### Provided records ###

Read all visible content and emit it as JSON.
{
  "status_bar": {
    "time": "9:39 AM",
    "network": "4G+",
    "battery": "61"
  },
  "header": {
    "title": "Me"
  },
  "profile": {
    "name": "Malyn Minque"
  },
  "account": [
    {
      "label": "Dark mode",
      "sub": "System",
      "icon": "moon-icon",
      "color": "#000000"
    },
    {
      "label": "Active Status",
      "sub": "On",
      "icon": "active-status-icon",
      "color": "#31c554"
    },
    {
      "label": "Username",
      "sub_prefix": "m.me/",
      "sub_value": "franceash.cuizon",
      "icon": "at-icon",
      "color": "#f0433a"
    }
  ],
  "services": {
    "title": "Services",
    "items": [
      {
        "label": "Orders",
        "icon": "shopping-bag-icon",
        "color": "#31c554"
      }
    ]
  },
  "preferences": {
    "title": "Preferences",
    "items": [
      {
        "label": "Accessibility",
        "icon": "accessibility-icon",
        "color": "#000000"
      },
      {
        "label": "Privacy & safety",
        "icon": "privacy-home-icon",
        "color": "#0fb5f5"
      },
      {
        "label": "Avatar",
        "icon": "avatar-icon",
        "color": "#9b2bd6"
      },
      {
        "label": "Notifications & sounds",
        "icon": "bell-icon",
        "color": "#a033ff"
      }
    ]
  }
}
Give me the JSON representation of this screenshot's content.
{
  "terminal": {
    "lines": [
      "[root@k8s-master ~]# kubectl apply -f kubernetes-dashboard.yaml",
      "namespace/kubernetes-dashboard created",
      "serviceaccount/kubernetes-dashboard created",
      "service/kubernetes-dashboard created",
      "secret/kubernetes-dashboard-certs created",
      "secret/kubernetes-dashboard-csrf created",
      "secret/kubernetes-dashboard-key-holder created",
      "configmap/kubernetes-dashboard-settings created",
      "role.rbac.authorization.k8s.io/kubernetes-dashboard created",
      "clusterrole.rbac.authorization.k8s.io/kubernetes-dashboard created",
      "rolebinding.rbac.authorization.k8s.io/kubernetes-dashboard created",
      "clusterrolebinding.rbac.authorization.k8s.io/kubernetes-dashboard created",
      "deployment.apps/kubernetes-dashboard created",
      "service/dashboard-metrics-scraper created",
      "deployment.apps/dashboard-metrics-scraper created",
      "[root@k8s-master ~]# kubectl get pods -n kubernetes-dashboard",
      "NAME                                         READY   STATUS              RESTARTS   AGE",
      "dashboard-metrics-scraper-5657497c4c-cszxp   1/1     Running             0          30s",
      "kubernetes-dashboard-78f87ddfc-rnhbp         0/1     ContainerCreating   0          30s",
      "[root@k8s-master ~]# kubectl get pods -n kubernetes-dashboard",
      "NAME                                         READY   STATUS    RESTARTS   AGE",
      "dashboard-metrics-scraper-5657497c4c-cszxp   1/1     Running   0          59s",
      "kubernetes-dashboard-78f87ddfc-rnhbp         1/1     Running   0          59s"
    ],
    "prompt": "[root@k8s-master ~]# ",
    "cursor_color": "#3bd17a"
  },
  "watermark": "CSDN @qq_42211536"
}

###

■ Exercise instructions
Reproduce every record, matching each line exactly.

■ Response to this task
Read all visible content and emit it as JSON.
{
  "status_bar": {
    "time": "9:39 AM",
    "network": "4G+",
    "battery": "61"
  },
  "header": {
    "title": "Me"
  },
  "profile": {
    "name": "Malyn Minque"
  },
  "account": [
    {
      "label": "Dark mode",
      "sub": "System",
      "icon": "moon-icon",
      "color": "#000000"
    },
    {
      "label": "Active Status",
      "sub": "On",
      "icon": "active-status-icon",
      "color": "#31c554"
    },
    {
      "label": "Username",
      "sub_prefix": "m.me/",
      "sub_value": "franceash.cuizon",
      "icon": "at-icon",
      "color": "#f0433a"
    }
  ],
  "services": {
    "title": "Services",
    "items": [
      {
        "label": "Orders",
        "icon": "shopping-bag-icon",
        "color": "#31c554"
      }
    ]
  },
  "preferences": {
    "title": "Preferences",
    "items": [
      {
        "label": "Accessibility",
        "icon": "accessibility-icon",
        "color": "#000000"
      },
      {
        "label": "Privacy & safety",
        "icon": "privacy-home-icon",
        "color": "#0fb5f5"
      },
      {
        "label": "Avatar",
        "icon": "avatar-icon",
        "color": "#9b2bd6"
      },
      {
        "label": "Notifications & sounds",
        "icon": "bell-icon",
        "color": "#a033ff"
      }
    ]
  }
}
Give me the JSON representation of this screenshot's content.
{
  "terminal": {
    "lines": [
      "[root@k8s-master ~]# kubectl apply -f kubernetes-dashboard.yaml",
      "namespace/kubernetes-dashboard created",
      "serviceaccount/kubernetes-dashboard created",
      "service/kubernetes-dashboard created",
      "secret/kubernetes-dashboard-certs created",
      "secret/kubernetes-dashboard-csrf created",
      "secret/kubernetes-dashboard-key-holder created",
      "configmap/kubernetes-dashboard-settings created",
      "role.rbac.authorization.k8s.io/kubernetes-dashboard created",
      "clusterrole.rbac.authorization.k8s.io/kubernetes-dashboard created",
      "rolebinding.rbac.authorization.k8s.io/kubernetes-dashboard created",
      "clusterrolebinding.rbac.authorization.k8s.io/kubernetes-dashboard created",
      "deployment.apps/kubernetes-dashboard created",
      "service/dashboard-metrics-scraper created",
      "deployment.apps/dashboard-metrics-scraper created",
      "[root@k8s-master ~]# kubectl get pods -n kubernetes-dashboard",
      "NAME                                         READY   STATUS              RESTARTS   AGE",
      "dashboard-metrics-scraper-5657497c4c-cszxp   1/1     Running             0          30s",
      "kubernetes-dashboard-78f87ddfc-rnhbp         0/1     ContainerCreating   0          30s",
      "[root@k8s-master ~]# kubectl get pods -n kubernetes-dashboard",
      "NAME                                         READY   STATUS    RESTARTS   AGE",
      "dashboard-metrics-scraper-5657497c4c-cszxp   1/1     Running   0          59s",
      "kubernetes-dashboard-78f87ddfc-rnhbp         1/1     Running   0          59s"
    ],
    "prompt": "[root@k8s-master ~]# ",
    "cursor_color": "#3bd17a"
  },
  "watermark": "CSDN @qq_42211536"
}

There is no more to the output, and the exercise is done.